### SUPPLIED INFORMATION

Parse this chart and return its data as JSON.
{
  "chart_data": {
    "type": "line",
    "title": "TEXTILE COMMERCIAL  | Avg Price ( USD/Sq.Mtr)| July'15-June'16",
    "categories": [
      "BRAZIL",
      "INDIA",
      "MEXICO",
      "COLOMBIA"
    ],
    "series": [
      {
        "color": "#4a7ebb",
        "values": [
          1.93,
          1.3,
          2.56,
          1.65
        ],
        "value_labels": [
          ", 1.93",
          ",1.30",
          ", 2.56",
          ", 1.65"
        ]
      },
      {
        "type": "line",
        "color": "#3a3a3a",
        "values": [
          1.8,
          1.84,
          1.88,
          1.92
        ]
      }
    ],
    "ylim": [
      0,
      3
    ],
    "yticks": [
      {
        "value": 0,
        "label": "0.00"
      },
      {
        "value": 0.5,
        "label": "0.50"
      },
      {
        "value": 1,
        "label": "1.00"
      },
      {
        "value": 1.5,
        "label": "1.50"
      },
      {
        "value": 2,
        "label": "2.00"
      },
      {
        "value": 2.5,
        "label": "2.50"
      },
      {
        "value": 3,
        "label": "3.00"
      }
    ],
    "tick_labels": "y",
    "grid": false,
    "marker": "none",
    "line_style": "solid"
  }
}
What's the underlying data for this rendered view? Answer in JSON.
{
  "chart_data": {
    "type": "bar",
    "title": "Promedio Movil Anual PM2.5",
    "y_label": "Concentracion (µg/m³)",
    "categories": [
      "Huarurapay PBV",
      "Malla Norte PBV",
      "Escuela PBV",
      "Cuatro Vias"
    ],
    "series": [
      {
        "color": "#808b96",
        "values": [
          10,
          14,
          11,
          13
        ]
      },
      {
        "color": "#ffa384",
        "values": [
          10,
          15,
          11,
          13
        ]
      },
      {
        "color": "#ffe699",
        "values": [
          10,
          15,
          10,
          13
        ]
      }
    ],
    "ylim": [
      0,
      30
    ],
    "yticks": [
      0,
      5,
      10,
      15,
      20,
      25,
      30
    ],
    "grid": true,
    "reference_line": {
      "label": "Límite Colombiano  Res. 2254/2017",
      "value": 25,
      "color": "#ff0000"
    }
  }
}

...

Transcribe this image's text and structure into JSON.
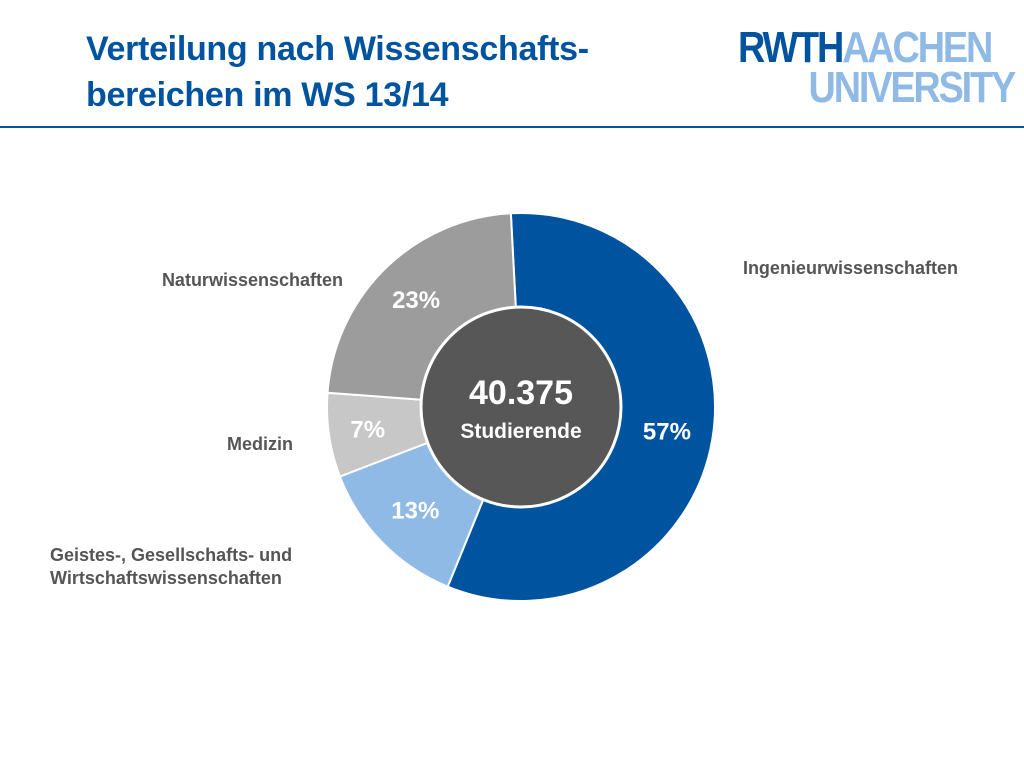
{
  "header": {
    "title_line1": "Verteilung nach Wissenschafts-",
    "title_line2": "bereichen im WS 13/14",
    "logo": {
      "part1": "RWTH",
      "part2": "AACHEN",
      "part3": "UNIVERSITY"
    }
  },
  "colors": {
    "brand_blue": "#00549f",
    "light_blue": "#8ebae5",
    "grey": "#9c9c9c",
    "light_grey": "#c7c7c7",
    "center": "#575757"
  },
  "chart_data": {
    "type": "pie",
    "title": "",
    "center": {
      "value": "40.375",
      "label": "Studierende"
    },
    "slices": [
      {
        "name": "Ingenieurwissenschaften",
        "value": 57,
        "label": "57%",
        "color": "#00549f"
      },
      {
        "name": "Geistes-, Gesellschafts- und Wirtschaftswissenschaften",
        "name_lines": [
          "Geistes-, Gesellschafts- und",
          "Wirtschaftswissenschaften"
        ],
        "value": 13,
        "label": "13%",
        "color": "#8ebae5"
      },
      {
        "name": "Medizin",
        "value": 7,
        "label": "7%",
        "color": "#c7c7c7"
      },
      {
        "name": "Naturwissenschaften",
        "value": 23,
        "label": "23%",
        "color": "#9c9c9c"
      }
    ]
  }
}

--

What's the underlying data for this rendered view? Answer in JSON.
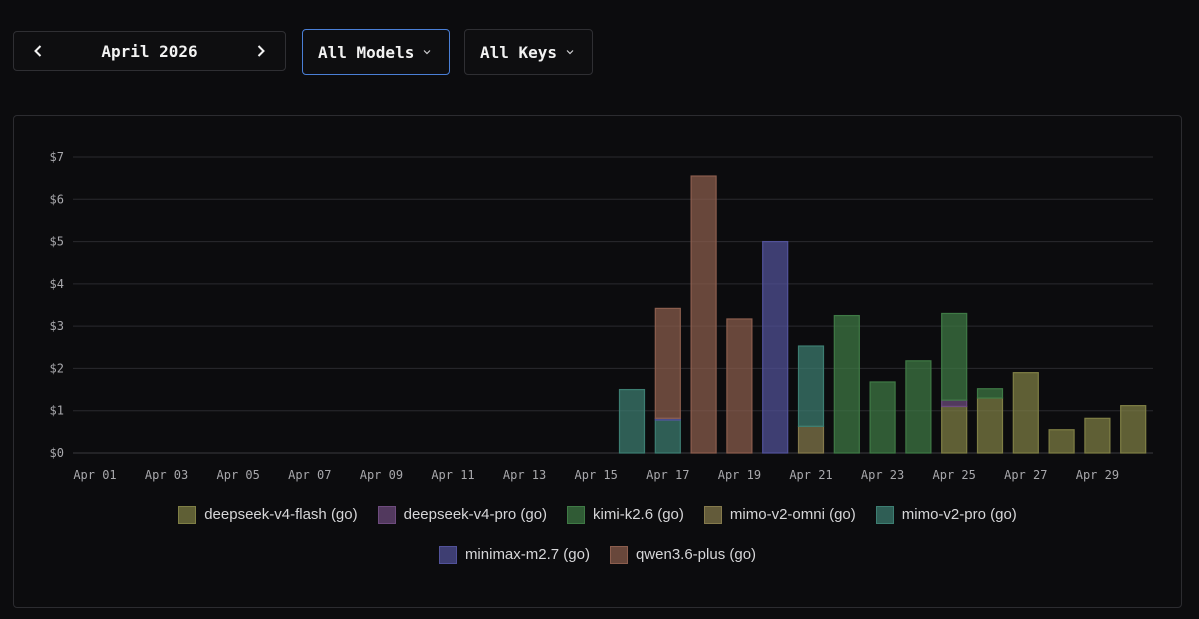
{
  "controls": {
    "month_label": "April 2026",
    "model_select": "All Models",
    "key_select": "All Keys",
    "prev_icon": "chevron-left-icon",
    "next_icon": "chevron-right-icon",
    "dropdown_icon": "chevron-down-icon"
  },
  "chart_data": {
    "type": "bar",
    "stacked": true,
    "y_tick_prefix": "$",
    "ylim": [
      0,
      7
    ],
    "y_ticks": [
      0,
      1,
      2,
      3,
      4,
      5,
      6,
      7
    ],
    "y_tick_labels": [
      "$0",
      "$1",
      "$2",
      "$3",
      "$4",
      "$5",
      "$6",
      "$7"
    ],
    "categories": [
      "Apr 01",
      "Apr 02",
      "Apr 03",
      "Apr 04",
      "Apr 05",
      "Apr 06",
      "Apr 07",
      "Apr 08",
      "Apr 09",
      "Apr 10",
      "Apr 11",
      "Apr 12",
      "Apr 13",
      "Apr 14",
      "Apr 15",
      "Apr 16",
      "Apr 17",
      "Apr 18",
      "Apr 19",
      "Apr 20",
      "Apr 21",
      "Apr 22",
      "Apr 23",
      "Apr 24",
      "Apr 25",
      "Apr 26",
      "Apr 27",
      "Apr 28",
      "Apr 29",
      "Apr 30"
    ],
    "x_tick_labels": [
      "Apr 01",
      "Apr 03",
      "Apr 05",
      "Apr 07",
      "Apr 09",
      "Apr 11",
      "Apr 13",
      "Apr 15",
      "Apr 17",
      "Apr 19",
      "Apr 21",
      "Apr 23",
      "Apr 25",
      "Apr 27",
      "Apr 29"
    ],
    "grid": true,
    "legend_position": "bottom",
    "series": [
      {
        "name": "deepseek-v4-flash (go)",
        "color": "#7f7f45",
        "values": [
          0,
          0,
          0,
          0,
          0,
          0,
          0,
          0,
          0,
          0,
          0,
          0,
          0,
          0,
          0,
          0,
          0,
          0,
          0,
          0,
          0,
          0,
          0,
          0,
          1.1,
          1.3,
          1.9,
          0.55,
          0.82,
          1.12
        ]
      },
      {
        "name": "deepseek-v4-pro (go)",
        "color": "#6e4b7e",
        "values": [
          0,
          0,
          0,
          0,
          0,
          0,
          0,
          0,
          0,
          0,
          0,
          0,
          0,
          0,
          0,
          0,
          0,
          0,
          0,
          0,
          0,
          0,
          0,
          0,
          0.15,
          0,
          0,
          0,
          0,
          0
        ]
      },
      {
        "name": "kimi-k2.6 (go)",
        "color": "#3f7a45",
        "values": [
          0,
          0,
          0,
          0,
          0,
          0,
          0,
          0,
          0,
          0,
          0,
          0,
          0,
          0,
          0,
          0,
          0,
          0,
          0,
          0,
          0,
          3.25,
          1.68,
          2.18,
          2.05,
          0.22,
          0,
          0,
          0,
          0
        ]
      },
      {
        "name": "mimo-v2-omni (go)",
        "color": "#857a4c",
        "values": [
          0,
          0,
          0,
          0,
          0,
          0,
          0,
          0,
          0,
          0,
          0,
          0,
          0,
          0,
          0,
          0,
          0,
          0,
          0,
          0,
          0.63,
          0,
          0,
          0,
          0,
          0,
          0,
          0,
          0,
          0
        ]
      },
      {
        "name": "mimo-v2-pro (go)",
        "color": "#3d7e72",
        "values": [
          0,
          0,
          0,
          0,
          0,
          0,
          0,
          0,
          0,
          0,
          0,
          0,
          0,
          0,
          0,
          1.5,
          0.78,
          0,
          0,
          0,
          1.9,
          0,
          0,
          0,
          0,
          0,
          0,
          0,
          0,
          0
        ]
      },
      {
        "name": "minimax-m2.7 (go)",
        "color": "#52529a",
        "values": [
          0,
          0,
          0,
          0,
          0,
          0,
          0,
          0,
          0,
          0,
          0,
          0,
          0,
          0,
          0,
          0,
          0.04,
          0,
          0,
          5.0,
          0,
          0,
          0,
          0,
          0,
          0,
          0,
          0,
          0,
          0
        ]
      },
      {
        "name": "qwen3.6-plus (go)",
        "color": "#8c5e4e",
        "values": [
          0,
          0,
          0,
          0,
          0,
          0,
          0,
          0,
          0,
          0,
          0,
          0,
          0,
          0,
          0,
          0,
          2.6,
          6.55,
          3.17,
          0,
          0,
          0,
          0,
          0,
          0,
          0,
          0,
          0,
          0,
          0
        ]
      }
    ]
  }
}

### DIRECTIVE
Each line holding "Gesellschafts" must be found and copied.

### THE OUTPUT
        "name": "Geistes-, Gesellschafts- und Wirtschaftswissenschaften",
          "Geistes-, Gesellschafts- und",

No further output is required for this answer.